> _Records to process_
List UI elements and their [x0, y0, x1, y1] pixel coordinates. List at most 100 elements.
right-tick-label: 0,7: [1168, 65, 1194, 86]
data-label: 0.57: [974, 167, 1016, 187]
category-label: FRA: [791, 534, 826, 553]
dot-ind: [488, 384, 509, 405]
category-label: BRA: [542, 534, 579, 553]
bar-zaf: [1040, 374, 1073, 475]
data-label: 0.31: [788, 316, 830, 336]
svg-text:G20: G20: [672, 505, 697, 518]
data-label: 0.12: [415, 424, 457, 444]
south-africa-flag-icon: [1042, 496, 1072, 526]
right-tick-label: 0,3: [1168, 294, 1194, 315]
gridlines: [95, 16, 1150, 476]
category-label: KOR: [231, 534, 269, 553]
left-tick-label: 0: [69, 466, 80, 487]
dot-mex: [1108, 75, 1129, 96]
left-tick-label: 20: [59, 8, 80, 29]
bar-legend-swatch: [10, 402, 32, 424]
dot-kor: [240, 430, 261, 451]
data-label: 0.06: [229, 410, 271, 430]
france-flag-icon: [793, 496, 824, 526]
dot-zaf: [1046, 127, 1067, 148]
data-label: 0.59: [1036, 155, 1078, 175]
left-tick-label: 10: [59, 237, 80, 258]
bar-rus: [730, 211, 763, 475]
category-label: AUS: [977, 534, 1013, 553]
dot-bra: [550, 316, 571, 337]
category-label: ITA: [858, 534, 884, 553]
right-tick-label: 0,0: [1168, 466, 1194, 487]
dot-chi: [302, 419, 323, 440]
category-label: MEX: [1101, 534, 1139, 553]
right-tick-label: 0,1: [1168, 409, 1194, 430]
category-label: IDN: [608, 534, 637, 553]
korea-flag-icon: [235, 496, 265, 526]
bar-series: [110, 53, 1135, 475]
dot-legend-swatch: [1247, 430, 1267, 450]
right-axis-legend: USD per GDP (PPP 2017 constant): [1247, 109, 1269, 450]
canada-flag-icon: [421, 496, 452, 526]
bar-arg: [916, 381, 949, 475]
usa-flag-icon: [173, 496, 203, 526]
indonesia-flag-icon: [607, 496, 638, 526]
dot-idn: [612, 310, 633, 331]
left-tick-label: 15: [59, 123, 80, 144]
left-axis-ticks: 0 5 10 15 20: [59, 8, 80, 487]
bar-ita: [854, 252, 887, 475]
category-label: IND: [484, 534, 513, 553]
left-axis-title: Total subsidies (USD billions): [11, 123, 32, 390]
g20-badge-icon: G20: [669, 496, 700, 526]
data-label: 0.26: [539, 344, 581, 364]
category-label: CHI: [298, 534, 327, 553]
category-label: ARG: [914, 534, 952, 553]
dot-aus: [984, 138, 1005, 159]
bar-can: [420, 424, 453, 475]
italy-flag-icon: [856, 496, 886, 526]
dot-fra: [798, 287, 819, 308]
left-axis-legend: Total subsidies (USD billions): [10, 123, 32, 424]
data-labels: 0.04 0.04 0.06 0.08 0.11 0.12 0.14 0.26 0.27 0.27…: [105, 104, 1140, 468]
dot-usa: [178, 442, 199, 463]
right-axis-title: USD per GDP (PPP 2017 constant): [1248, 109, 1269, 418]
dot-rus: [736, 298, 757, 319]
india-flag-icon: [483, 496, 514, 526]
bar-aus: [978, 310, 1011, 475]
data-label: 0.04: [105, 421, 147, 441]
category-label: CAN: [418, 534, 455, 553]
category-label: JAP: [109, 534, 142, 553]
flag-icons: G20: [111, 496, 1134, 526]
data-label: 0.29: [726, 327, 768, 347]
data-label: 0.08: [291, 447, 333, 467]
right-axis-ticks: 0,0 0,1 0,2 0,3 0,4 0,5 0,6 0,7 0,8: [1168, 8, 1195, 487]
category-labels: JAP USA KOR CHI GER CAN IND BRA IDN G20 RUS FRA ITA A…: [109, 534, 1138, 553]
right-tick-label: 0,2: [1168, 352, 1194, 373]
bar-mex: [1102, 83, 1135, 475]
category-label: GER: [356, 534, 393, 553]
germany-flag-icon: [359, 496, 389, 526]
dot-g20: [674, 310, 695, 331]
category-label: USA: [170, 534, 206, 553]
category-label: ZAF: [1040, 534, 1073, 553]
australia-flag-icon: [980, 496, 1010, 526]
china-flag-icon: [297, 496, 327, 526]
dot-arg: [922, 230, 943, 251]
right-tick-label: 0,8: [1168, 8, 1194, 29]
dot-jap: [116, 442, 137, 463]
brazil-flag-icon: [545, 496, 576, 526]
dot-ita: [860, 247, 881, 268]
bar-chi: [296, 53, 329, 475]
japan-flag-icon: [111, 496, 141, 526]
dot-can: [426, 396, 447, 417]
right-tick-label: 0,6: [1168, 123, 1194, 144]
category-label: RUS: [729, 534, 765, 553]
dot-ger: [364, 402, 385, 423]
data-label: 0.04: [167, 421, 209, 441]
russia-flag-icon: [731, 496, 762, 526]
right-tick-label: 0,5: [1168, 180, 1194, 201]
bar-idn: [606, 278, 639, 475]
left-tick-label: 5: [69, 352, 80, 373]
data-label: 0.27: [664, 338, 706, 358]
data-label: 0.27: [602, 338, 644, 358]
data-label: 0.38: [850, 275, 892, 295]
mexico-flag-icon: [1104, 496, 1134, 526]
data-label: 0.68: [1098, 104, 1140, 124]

> _Written exercise_
Print everything in the rows above, from the very first line down through the line containing "dot-ind: [488, 384, 509, 405]", with both ends included.

> _Result of this exercise_
List UI elements and their [x0, y0, x1, y1] pixel coordinates. List at most 100 elements.
right-tick-label: 0,7: [1168, 65, 1194, 86]
data-label: 0.57: [974, 167, 1016, 187]
category-label: FRA: [791, 534, 826, 553]
dot-ind: [488, 384, 509, 405]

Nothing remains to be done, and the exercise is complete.